# Information provided start

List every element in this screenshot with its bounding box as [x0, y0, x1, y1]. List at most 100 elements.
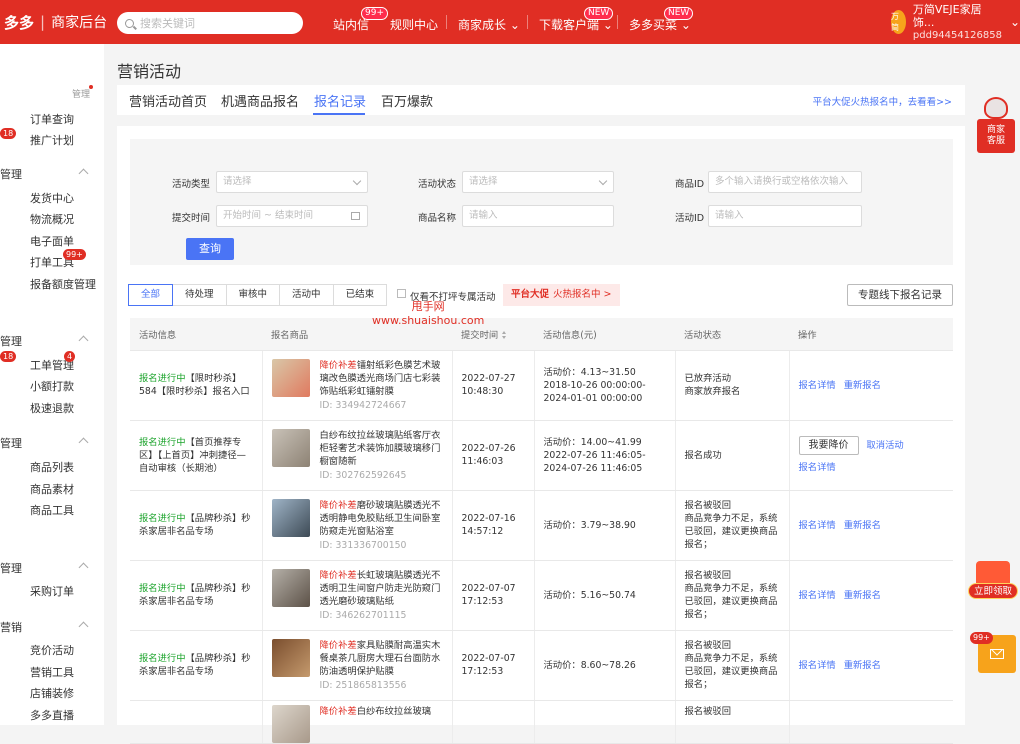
tab-signup-records[interactable]: 报名记录 [314, 91, 366, 110]
redpacket-label: 立即领取 [968, 583, 1018, 599]
signup-detail-link[interactable]: 报名详情 [799, 520, 836, 531]
sidebar-item-product-material[interactable]: 商品素材 [30, 481, 74, 497]
signup-detail-link[interactable]: 报名详情 [799, 660, 836, 671]
product-thumbnail[interactable] [271, 568, 310, 607]
sort-icon[interactable] [502, 331, 507, 340]
chevron-up-icon[interactable] [78, 621, 89, 632]
product-cell: 白纱布纹拉丝玻璃贴纸客厅衣柜轻奢艺术装饰加膜玻璃移门橱窗随新 ID: 302762… [262, 420, 453, 491]
resignup-link[interactable]: 重新报名 [844, 590, 881, 601]
activity-period: 2022-07-26 11:46:05-2024-07-26 11:46:05 [543, 449, 646, 474]
status-tab-all[interactable]: 全部 [128, 284, 174, 306]
logo[interactable]: 多多 | 商家后台 [0, 0, 107, 44]
activity-id-input[interactable]: 请输入 [708, 205, 862, 227]
product-info: 白纱布纹拉丝玻璃贴纸客厅衣柜轻奢艺术装饰加膜玻璃移门橱窗随新 ID: 302762… [320, 429, 443, 482]
sidebar-item-product-tools[interactable]: 商品工具 [30, 502, 74, 518]
customer-service-widget[interactable]: 商家 客服 [977, 97, 1015, 155]
avatar: 万简 [891, 10, 906, 34]
product-thumbnail[interactable] [271, 498, 310, 537]
nav-growth[interactable]: 商家成长 ⌄ [458, 16, 520, 33]
status-tab-active[interactable]: 活动中 [279, 284, 334, 306]
sidebar-item-waybill[interactable]: 电子面单 [30, 233, 74, 249]
product-title[interactable]: 白纱布纹拉丝玻璃贴纸客厅衣柜轻奢艺术装饰加膜玻璃移门橱窗随新 [320, 430, 441, 467]
activity-type-select[interactable]: 请选择 [216, 171, 368, 193]
product-name-placeholder: 请输入 [469, 210, 498, 221]
sidebar-item-promo-plan[interactable]: 推广计划 [30, 132, 74, 148]
user-menu[interactable]: 万简 万简VEJE家居饰... pdd94454126858 ⌄ [891, 0, 1020, 44]
product-thumbnail[interactable] [271, 704, 310, 743]
chevron-up-icon[interactable] [78, 562, 89, 573]
sidebar-item-marketing-tools[interactable]: 营销工具 [30, 664, 74, 680]
product-thumbnail[interactable] [271, 358, 310, 397]
actions-cell: 我要降价 取消活动报名详情 [789, 420, 953, 491]
redpacket-widget[interactable]: 立即领取 [968, 553, 1018, 603]
sidebar-item-live[interactable]: 多多直播 [30, 707, 74, 723]
product-id-input[interactable]: 多个输入请换行或空格依次输入 [708, 171, 862, 193]
service-line2: 客服 [986, 136, 1005, 146]
price-cell: 活动价：8.60~78.26 [534, 630, 676, 701]
product-name-input[interactable]: 请输入 [462, 205, 614, 227]
nav-rules[interactable]: 规则中心 [390, 16, 438, 33]
product-title[interactable]: 白纱布纹拉丝玻璃 [357, 706, 431, 717]
chevron-up-icon[interactable] [78, 335, 89, 346]
product-id: ID: 302762592645 [319, 469, 407, 481]
product-thumbnail[interactable] [271, 428, 310, 467]
status-tab-pending[interactable]: 待处理 [172, 284, 227, 306]
sidebar-section-title[interactable]: 营销 [0, 619, 22, 635]
tab-million-hits[interactable]: 百万爆款 [381, 91, 433, 110]
product-id: ID: 251865813556 [319, 679, 407, 691]
sidebar-item-shipping[interactable]: 发货中心 [30, 190, 74, 206]
sidebar-item-quota[interactable]: 报备额度管理 [30, 276, 96, 292]
chevron-up-icon[interactable] [78, 168, 89, 179]
inbox-badge: 99+ [361, 7, 388, 20]
sidebar-item-purchase[interactable]: 采购订单 [30, 583, 74, 599]
hot-promo-badge[interactable]: 平台大促 火热报名中 > [503, 284, 620, 306]
resignup-link[interactable]: 重新报名 [844, 380, 881, 391]
sidebar-manage-link[interactable]: 管理 [72, 87, 90, 100]
activity-price: 活动价：4.13~31.50 [543, 366, 636, 378]
chevron-up-icon[interactable] [78, 437, 89, 448]
activity-cell: 报名进行中【限时秒杀】584【限时秒杀】报名入口 [130, 350, 263, 421]
product-thumbnail[interactable] [271, 638, 310, 677]
activity-status-placeholder: 请选择 [469, 176, 498, 187]
sidebar-section-title[interactable]: 管理 [0, 166, 22, 182]
sidebar-item-bidding[interactable]: 竞价活动 [30, 642, 74, 658]
signup-status: 报名进行中 [139, 436, 186, 448]
user-name: 万简VEJE家居饰... [912, 2, 982, 29]
tab-marketing-home[interactable]: 营销活动首页 [129, 91, 207, 110]
submit-time-label: 提交时间 [172, 213, 211, 224]
only-unmarked-checkbox[interactable] [397, 289, 406, 298]
product-info: 降价补差长虹玻璃贴膜透光不透明卫生间窗户防走光防窥门透光磨砂玻璃贴纸 ID: 34… [320, 569, 443, 622]
search-box[interactable] [117, 12, 303, 34]
activity-type-placeholder: 请选择 [223, 176, 252, 187]
col-activity: 活动信息 [130, 318, 262, 351]
submit-date: 2022-07-16 [461, 513, 516, 524]
signup-detail-link[interactable]: 报名详情 [799, 380, 836, 391]
resignup-link[interactable]: 重新报名 [844, 660, 881, 671]
status-tab-review[interactable]: 审核中 [225, 284, 281, 306]
sidebar-section-title[interactable]: 管理 [0, 560, 22, 576]
sidebar-item-fast-refund[interactable]: 极速退款 [30, 400, 74, 416]
sidebar-item-order-query[interactable]: 订单查询 [30, 111, 74, 127]
sidebar-item-product-list[interactable]: 商品列表 [30, 459, 74, 475]
tab-opportunity[interactable]: 机遇商品报名 [221, 91, 299, 110]
offline-records-button[interactable]: 专题线下报名记录 [847, 284, 953, 306]
sidebar-item-decoration[interactable]: 店铺装修 [30, 685, 74, 701]
sidebar-item-logistics[interactable]: 物流概况 [30, 211, 74, 227]
signup-detail-link[interactable]: 报名详情 [799, 590, 836, 601]
submit-time-range[interactable]: 开始时间 ~ 结束时间 [216, 205, 368, 227]
resignup-link[interactable]: 重新报名 [844, 520, 881, 531]
activity-status-select[interactable]: 请选择 [462, 171, 614, 193]
search-input[interactable] [140, 16, 290, 30]
promo-link[interactable]: 平台大促火热报名中，去看看>> [813, 94, 952, 108]
sidebar-section-title[interactable]: 管理 [0, 435, 22, 451]
state-detail: 报名； [684, 539, 713, 550]
cancel-activity-link[interactable]: 取消活动 [867, 440, 904, 451]
query-button[interactable]: 查询 [186, 238, 234, 260]
sidebar-item-small-pay[interactable]: 小额打款 [30, 378, 74, 394]
state-detail: 报名； [684, 609, 713, 620]
end-time-placeholder: 结束时间 [275, 210, 314, 221]
lower-price-button[interactable]: 我要降价 [798, 436, 859, 455]
activity-period: 2018-10-26 00:00:00-2024-01-01 00:00:00 [543, 379, 646, 404]
sidebar-section-title[interactable]: 管理 [0, 333, 22, 349]
signup-detail-link[interactable]: 报名详情 [799, 462, 836, 473]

# Information provided end

=== Work to be completed ===
Which lines in the items above contain "万简VEJE家居饰"? Pull out every one of them, and count only matches with the same case.

=== Written response ===
user-menu[interactable]: 万简 万简VEJE家居饰... pdd94454126858 ⌄ [891, 0, 1020, 44]
user-name: 万简VEJE家居饰... [912, 2, 982, 29]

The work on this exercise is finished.